**Request:**
Reproduce every entry below precisely; do not include the pictures.

**Information given:**
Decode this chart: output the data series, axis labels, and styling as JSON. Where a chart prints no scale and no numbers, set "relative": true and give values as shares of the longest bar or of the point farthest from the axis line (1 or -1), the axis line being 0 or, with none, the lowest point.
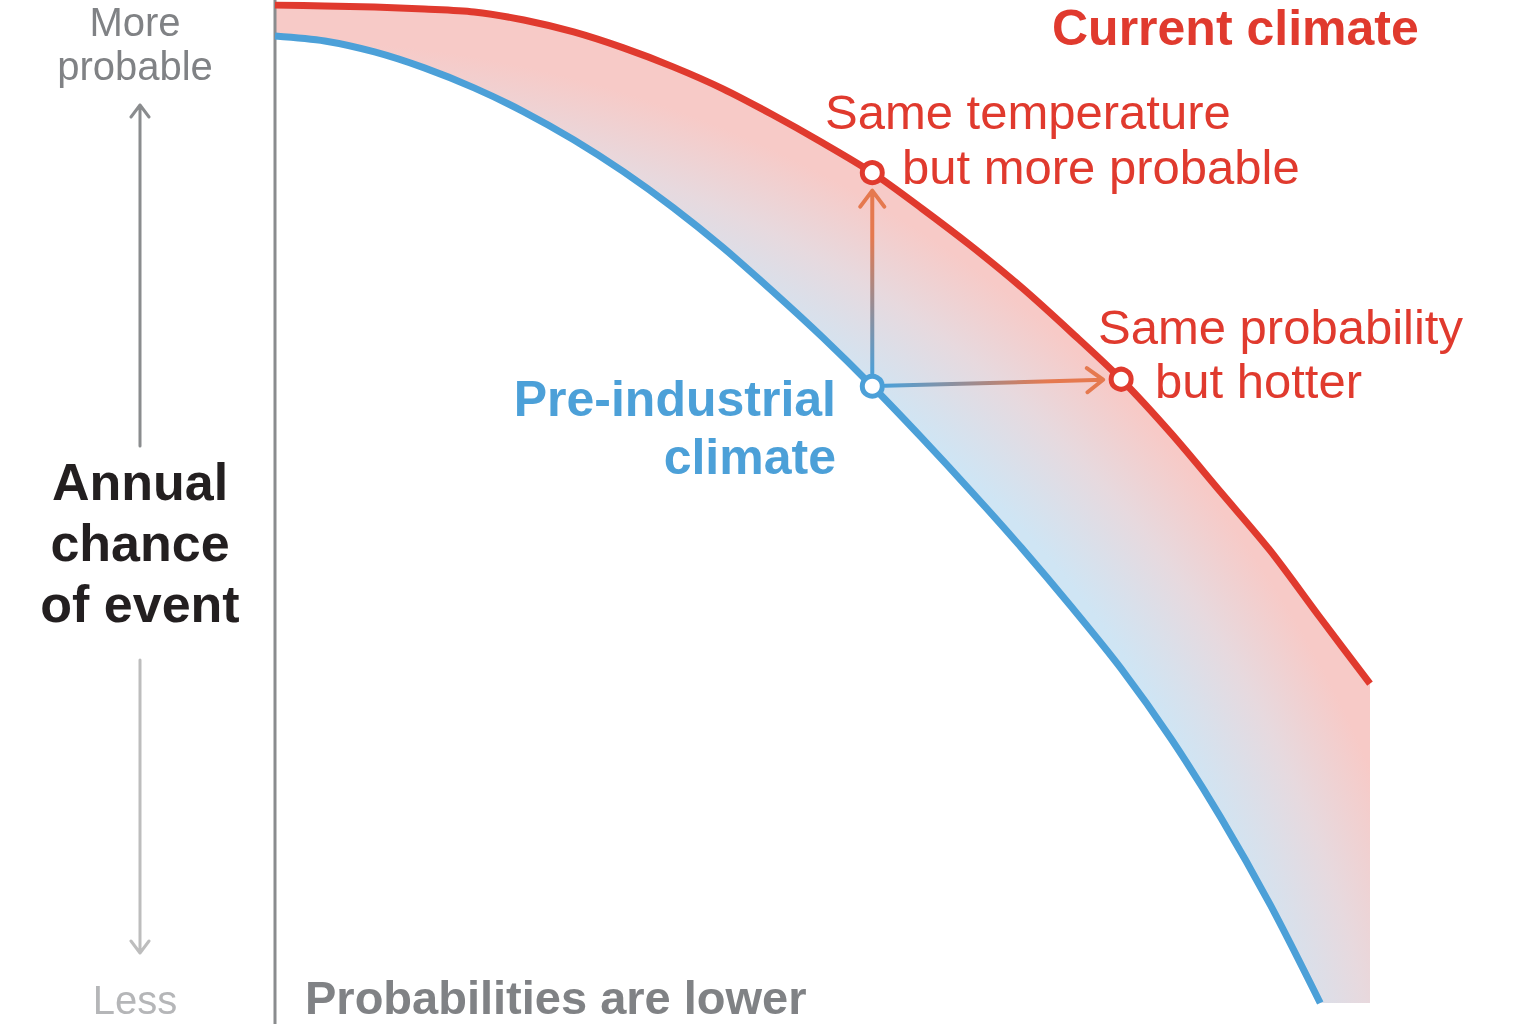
{
  "chart_data": {
    "type": "line",
    "relative": true,
    "ylabel": "Annual chance of event",
    "categories": [
      null,
      null,
      null,
      null,
      null,
      null,
      null,
      null,
      null,
      null,
      null,
      null,
      null,
      null,
      null,
      null,
      null,
      null,
      null,
      null,
      null,
      null,
      null
    ],
    "series": [
      {
        "name": "Current climate",
        "color": "#e03a2e",
        "values": [
          1,
          0.999,
          0.998,
          0.996,
          0.993,
          0.985,
          0.973,
          0.957,
          0.938,
          0.916,
          0.89,
          0.862,
          0.832,
          0.796,
          0.758,
          0.717,
          0.672,
          0.625,
          0.571,
          0.512,
          0.453,
          0.386,
          0.32
        ],
        "upper": [
          1,
          0.999,
          0.998,
          0.996,
          0.993,
          0.985,
          0.973,
          0.957,
          0.938,
          0.916,
          0.89,
          0.862,
          0.832,
          0.796,
          0.758,
          0.717,
          0.672,
          0.625,
          0.571,
          0.512,
          0.453,
          0.386,
          0.32
        ],
        "lower": [
          0.969,
          0.964,
          0.953,
          0.937,
          0.917,
          0.893,
          0.865,
          0.833,
          0.797,
          0.757,
          0.713,
          0.667,
          0.618,
          0.566,
          0.512,
          0.456,
          0.397,
          0.335,
          0.265,
          0.186,
          0.098,
          0,
          0
        ]
      },
      {
        "name": "Pre-industrial climate",
        "color": "#4ca0d8",
        "values": [
          0.969,
          0.964,
          0.953,
          0.937,
          0.917,
          0.893,
          0.865,
          0.833,
          0.797,
          0.757,
          0.713,
          0.667,
          0.618,
          0.566,
          0.512,
          0.456,
          0.397,
          0.335,
          0.265,
          0.186,
          0.098,
          0,
          null
        ]
      }
    ],
    "annotations": [
      "More probable",
      "Less",
      "Same temperature\nbut more probable",
      "Same probability\nbut hotter",
      "Probabilities are lower"
    ]
  }
}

**Full output:**
Decode this chart: output the data series, axis labels, and styling as JSON. Where a chart prints no scale and no numbers, set "relative": true and give values as shares of the longest bar or of the point farthest from the axis line (1 or -1), the axis line being 0 or, with none, the lowest point.
{
  "chart_data": {
    "type": "line",
    "relative": true,
    "ylabel": "Annual chance of event",
    "categories": [
      null,
      null,
      null,
      null,
      null,
      null,
      null,
      null,
      null,
      null,
      null,
      null,
      null,
      null,
      null,
      null,
      null,
      null,
      null,
      null,
      null,
      null,
      null
    ],
    "series": [
      {
        "name": "Current climate",
        "color": "#e03a2e",
        "values": [
          1,
          0.999,
          0.998,
          0.996,
          0.993,
          0.985,
          0.973,
          0.957,
          0.938,
          0.916,
          0.89,
          0.862,
          0.832,
          0.796,
          0.758,
          0.717,
          0.672,
          0.625,
          0.571,
          0.512,
          0.453,
          0.386,
          0.32
        ],
        "upper": [
          1,
          0.999,
          0.998,
          0.996,
          0.993,
          0.985,
          0.973,
          0.957,
          0.938,
          0.916,
          0.89,
          0.862,
          0.832,
          0.796,
          0.758,
          0.717,
          0.672,
          0.625,
          0.571,
          0.512,
          0.453,
          0.386,
          0.32
        ],
        "lower": [
          0.969,
          0.964,
          0.953,
          0.937,
          0.917,
          0.893,
          0.865,
          0.833,
          0.797,
          0.757,
          0.713,
          0.667,
          0.618,
          0.566,
          0.512,
          0.456,
          0.397,
          0.335,
          0.265,
          0.186,
          0.098,
          0,
          0
        ]
      },
      {
        "name": "Pre-industrial climate",
        "color": "#4ca0d8",
        "values": [
          0.969,
          0.964,
          0.953,
          0.937,
          0.917,
          0.893,
          0.865,
          0.833,
          0.797,
          0.757,
          0.713,
          0.667,
          0.618,
          0.566,
          0.512,
          0.456,
          0.397,
          0.335,
          0.265,
          0.186,
          0.098,
          0,
          null
        ]
      }
    ],
    "annotations": [
      "More probable",
      "Less",
      "Same temperature\nbut more probable",
      "Same probability\nbut hotter",
      "Probabilities are lower"
    ]
  }
}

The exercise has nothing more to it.